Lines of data
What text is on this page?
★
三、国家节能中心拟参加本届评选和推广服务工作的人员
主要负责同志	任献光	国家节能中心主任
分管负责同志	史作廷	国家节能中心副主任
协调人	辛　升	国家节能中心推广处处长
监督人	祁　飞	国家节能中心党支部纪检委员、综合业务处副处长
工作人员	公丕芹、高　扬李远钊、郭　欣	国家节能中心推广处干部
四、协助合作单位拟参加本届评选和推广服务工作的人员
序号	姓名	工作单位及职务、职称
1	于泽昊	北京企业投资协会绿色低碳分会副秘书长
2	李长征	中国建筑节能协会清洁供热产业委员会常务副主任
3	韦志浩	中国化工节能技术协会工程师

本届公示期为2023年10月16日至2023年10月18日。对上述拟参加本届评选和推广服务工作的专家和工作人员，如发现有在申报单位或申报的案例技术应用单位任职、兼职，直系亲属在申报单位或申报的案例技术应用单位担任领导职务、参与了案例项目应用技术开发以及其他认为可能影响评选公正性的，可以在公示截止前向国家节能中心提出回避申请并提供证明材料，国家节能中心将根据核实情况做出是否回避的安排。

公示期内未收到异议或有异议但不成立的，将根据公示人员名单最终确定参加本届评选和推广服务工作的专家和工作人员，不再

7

» **Your task**: Faithfully transcribe the whole of the data.

» **The answer**:
What text is on this page?
★
三、国家节能中心拟参加本届评选和推广服务工作的人员
主要负责同志	任献光	国家节能中心主任
分管负责同志	史作廷	国家节能中心副主任
协调人	辛　升	国家节能中心推广处处长
监督人	祁　飞	国家节能中心党支部纪检委员、综合业务处副处长
工作人员	公丕芹、高　扬李远钊、郭　欣	国家节能中心推广处干部
四、协助合作单位拟参加本届评选和推广服务工作的人员
序号	姓名	工作单位及职务、职称
1	于泽昊	北京企业投资协会绿色低碳分会副秘书长
2	李长征	中国建筑节能协会清洁供热产业委员会常务副主任
3	韦志浩	中国化工节能技术协会工程师

本届公示期为2023年10月16日至2023年10月18日。对上述拟参加本届评选和推广服务工作的专家和工作人员，如发现有在申报单位或申报的案例技术应用单位任职、兼职，直系亲属在申报单位或申报的案例技术应用单位担任领导职务、参与了案例项目应用技术开发以及其他认为可能影响评选公正性的，可以在公示截止前向国家节能中心提出回避申请并提供证明材料，国家节能中心将根据核实情况做出是否回避的安排。

公示期内未收到异议或有异议但不成立的，将根据公示人员名单最终确定参加本届评选和推广服务工作的专家和工作人员，不再

7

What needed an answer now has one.